> **Exercise**: Can you write out, word for word, the passage of the text about the Doctor and his companions starting with "The companion:  In" and going on through "destroy the world)."?

Zombies plague the Victorian London of Charles Dickens.

Evil aliens are masquerading as Members of Parliament

In the year 200,000, an alien is controling the Earth.

The Doctor is in the habit of saying "It's hopeless!  There's no escape!  There's nothing I can do -- we're all going to die!"  Or "the universe will collapse at any moment!  There's no way to stop it!"  Or 'we're stuck forever on this parallel world where Britain has a president instead of a prime minister, and they've invented helicopters but not airplanes!"  Then, after the commercial break: "I've figured it out!  All we have to do is recalibrate the time coordinator and push it backwards through the space-time continnum!"  

I'm reminded of the old Star Trek series, where Captain Kirk says "The odds against us getting out of this jam are a million to one!"  Then he does it easily, and starts deciding what to wear for his promotion to Admiral.

The companion:  In the first episode, the Doctor meets Rose Tyler, a working-class shop girl from 21st century London, and invites her to join him.  Rose has a tragic back story, too: her father was killed in a traffic accident while she was a baby.  Somehow the Doctor's missions often put them in parallel worlds where he's still alive (but she can't see him, or time/space will collapse), or back in time to the moment of the accident (but she can't rescue him, or flying gargoyles will destroy the world).

I don't know if the Doctor fell in love with his previous female companions, or this is a new innovation, but he and Rose are definitely falling in love.  It's a slow burn romance -- we're halfway through Season 2, and they haven't kissed yet.  Of course,  Rose has a boyfriend, and the Doctor is busy falling in love with the lady alien or distant-future babe of the week (even Madame de Pompadour, when he tries to prevent distant-future cyborgs from stealing her brain).   

Occasionally they pick up a second companion, a guy, but the Doctor resents the competition and quickly boots him.

> **Element location data**:

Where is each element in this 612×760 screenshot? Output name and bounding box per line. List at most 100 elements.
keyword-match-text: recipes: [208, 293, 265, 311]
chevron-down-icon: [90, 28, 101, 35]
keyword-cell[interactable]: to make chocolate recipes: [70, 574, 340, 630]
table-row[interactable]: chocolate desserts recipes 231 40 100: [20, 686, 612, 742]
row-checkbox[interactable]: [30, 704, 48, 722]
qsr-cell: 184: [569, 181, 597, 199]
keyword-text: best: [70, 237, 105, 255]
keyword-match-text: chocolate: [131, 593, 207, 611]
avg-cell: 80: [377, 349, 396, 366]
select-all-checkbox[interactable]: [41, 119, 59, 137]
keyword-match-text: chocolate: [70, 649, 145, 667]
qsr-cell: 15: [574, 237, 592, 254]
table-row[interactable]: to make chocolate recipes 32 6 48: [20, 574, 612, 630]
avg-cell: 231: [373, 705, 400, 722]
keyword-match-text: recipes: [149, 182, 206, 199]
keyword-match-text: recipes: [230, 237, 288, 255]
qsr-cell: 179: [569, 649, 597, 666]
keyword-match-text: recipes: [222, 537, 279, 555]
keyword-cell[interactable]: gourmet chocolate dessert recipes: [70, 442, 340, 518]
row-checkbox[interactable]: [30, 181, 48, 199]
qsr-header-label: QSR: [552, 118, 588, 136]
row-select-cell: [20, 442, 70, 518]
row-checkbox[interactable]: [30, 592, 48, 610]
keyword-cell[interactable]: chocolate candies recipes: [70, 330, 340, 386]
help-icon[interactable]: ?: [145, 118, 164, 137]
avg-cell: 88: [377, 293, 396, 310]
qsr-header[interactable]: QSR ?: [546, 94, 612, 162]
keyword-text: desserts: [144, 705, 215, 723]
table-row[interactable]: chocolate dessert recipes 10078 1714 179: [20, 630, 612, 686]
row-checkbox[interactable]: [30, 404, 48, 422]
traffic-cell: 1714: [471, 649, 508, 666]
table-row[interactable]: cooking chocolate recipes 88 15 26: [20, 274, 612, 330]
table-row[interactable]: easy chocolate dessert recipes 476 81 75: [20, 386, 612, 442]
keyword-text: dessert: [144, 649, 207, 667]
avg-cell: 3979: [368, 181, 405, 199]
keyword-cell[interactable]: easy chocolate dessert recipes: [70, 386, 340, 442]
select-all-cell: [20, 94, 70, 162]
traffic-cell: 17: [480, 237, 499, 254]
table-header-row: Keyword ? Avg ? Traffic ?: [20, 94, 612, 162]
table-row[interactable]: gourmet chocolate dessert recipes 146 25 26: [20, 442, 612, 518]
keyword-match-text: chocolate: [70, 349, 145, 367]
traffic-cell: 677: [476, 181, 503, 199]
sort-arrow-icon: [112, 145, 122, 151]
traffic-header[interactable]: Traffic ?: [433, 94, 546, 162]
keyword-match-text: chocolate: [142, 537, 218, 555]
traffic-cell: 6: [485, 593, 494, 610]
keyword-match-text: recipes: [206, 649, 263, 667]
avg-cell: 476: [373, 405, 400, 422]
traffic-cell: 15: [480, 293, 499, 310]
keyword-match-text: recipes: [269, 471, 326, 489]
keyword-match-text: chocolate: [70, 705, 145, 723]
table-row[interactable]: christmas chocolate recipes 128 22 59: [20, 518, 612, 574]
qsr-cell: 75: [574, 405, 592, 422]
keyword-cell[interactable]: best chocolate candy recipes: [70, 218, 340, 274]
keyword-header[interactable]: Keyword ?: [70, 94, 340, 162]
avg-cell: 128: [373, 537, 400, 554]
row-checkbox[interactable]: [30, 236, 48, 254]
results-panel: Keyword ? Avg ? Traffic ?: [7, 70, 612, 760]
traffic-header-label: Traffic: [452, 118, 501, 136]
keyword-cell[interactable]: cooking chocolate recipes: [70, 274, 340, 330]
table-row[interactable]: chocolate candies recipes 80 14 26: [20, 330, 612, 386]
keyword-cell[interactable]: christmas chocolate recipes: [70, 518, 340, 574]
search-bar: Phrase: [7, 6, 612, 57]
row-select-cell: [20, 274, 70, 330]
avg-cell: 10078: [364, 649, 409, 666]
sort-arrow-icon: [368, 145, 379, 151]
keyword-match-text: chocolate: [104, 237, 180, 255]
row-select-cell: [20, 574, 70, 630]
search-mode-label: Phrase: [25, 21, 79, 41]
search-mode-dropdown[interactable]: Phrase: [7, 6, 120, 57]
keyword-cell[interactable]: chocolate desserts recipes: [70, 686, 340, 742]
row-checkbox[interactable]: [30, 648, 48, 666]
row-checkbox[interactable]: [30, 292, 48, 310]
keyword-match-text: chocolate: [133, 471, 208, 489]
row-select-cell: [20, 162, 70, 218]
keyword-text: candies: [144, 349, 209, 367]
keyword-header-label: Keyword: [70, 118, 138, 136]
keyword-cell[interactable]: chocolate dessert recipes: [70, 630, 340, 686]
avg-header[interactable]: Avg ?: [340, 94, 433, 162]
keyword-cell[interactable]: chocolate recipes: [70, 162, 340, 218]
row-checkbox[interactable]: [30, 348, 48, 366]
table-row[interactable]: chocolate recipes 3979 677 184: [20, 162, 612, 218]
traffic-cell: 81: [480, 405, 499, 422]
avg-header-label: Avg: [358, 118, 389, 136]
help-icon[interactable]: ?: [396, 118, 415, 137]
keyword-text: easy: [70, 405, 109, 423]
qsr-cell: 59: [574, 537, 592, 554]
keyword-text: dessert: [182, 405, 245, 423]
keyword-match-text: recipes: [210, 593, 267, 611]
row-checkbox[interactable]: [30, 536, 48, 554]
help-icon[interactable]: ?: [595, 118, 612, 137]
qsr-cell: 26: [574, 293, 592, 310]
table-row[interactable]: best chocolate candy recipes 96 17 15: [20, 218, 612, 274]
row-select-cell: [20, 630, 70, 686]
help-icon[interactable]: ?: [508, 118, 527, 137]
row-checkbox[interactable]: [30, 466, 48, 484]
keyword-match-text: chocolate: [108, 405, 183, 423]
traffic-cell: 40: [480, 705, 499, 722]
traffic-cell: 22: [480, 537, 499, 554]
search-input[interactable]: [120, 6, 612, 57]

> **The output**:
The companion:  In the first episode, the Doctor meets Rose Tyler, a working-class shop girl from 21st century London, and invites her to join him.  Rose has a tragic back story, too: her father was killed in a traffic accident while she was a baby.  Somehow the Doctor's missions often put them in parallel worlds where he's still alive (but she can't see him, or time/space will collapse), or back in time to the moment of the accident (but she can't rescue him, or flying gargoyles will destroy the world).